● Work required:
Retype the listing that follows, exactly as written.
**** Data to use
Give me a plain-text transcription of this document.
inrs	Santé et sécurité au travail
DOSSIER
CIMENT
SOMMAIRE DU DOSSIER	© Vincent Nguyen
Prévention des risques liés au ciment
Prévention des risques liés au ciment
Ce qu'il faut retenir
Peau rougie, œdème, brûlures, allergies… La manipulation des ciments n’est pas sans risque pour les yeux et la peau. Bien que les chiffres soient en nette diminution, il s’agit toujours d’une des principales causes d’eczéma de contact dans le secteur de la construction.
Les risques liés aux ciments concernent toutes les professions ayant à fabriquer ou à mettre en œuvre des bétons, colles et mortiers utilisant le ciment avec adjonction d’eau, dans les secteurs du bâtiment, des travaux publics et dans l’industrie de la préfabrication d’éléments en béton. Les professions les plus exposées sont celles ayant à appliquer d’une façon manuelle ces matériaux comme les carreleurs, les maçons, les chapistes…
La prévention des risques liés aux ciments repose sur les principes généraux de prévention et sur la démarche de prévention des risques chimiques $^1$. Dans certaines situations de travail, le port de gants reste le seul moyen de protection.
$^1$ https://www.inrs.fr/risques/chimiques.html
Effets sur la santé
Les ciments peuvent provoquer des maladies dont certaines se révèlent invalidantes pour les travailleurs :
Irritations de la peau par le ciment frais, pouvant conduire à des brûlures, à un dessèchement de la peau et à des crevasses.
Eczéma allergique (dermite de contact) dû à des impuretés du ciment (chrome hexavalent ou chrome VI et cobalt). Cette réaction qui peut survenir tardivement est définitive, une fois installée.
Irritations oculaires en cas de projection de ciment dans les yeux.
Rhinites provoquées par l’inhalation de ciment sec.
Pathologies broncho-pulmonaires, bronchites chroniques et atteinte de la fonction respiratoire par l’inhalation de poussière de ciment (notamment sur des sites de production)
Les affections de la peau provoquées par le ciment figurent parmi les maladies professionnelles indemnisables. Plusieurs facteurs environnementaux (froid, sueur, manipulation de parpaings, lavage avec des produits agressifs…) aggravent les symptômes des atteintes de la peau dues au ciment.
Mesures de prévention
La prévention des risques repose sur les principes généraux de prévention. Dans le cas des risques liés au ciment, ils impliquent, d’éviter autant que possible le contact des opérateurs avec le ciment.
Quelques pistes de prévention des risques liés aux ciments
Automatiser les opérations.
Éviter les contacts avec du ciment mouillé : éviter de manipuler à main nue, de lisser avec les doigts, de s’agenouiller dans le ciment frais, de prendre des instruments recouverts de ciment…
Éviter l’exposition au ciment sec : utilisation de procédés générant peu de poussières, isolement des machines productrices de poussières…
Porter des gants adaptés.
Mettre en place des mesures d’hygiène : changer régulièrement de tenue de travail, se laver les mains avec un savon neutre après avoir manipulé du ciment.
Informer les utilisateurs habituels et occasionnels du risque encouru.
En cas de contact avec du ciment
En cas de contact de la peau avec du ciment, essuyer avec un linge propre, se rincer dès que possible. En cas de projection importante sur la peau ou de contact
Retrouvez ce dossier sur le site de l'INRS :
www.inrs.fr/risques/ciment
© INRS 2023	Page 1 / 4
********
● Finished exercise:
Give me a plain-text transcription of this document.
inrs	Santé et sécurité au travail
DOSSIER
CIMENT
SOMMAIRE DU DOSSIER	© Vincent Nguyen
Prévention des risques liés au ciment
Prévention des risques liés au ciment
Ce qu'il faut retenir
Peau rougie, œdème, brûlures, allergies… La manipulation des ciments n’est pas sans risque pour les yeux et la peau. Bien que les chiffres soient en nette diminution, il s’agit toujours d’une des principales causes d’eczéma de contact dans le secteur de la construction.
Les risques liés aux ciments concernent toutes les professions ayant à fabriquer ou à mettre en œuvre des bétons, colles et mortiers utilisant le ciment avec adjonction d’eau, dans les secteurs du bâtiment, des travaux publics et dans l’industrie de la préfabrication d’éléments en béton. Les professions les plus exposées sont celles ayant à appliquer d’une façon manuelle ces matériaux comme les carreleurs, les maçons, les chapistes…
La prévention des risques liés aux ciments repose sur les principes généraux de prévention et sur la démarche de prévention des risques chimiques $^1$. Dans certaines situations de travail, le port de gants reste le seul moyen de protection.
$^1$ https://www.inrs.fr/risques/chimiques.html
Effets sur la santé
Les ciments peuvent provoquer des maladies dont certaines se révèlent invalidantes pour les travailleurs :
Irritations de la peau par le ciment frais, pouvant conduire à des brûlures, à un dessèchement de la peau et à des crevasses.
Eczéma allergique (dermite de contact) dû à des impuretés du ciment (chrome hexavalent ou chrome VI et cobalt). Cette réaction qui peut survenir tardivement est définitive, une fois installée.
Irritations oculaires en cas de projection de ciment dans les yeux.
Rhinites provoquées par l’inhalation de ciment sec.
Pathologies broncho-pulmonaires, bronchites chroniques et atteinte de la fonction respiratoire par l’inhalation de poussière de ciment (notamment sur des sites de production)
Les affections de la peau provoquées par le ciment figurent parmi les maladies professionnelles indemnisables. Plusieurs facteurs environnementaux (froid, sueur, manipulation de parpaings, lavage avec des produits agressifs…) aggravent les symptômes des atteintes de la peau dues au ciment.
Mesures de prévention
La prévention des risques repose sur les principes généraux de prévention. Dans le cas des risques liés au ciment, ils impliquent, d’éviter autant que possible le contact des opérateurs avec le ciment.
Quelques pistes de prévention des risques liés aux ciments
Automatiser les opérations.
Éviter les contacts avec du ciment mouillé : éviter de manipuler à main nue, de lisser avec les doigts, de s’agenouiller dans le ciment frais, de prendre des instruments recouverts de ciment…
Éviter l’exposition au ciment sec : utilisation de procédés générant peu de poussières, isolement des machines productrices de poussières…
Porter des gants adaptés.
Mettre en place des mesures d’hygiène : changer régulièrement de tenue de travail, se laver les mains avec un savon neutre après avoir manipulé du ciment.
Informer les utilisateurs habituels et occasionnels du risque encouru.
En cas de contact avec du ciment
En cas de contact de la peau avec du ciment, essuyer avec un linge propre, se rincer dès que possible. En cas de projection importante sur la peau ou de contact
Retrouvez ce dossier sur le site de l'INRS :
www.inrs.fr/risques/ciment
© INRS 2023	Page 1 / 4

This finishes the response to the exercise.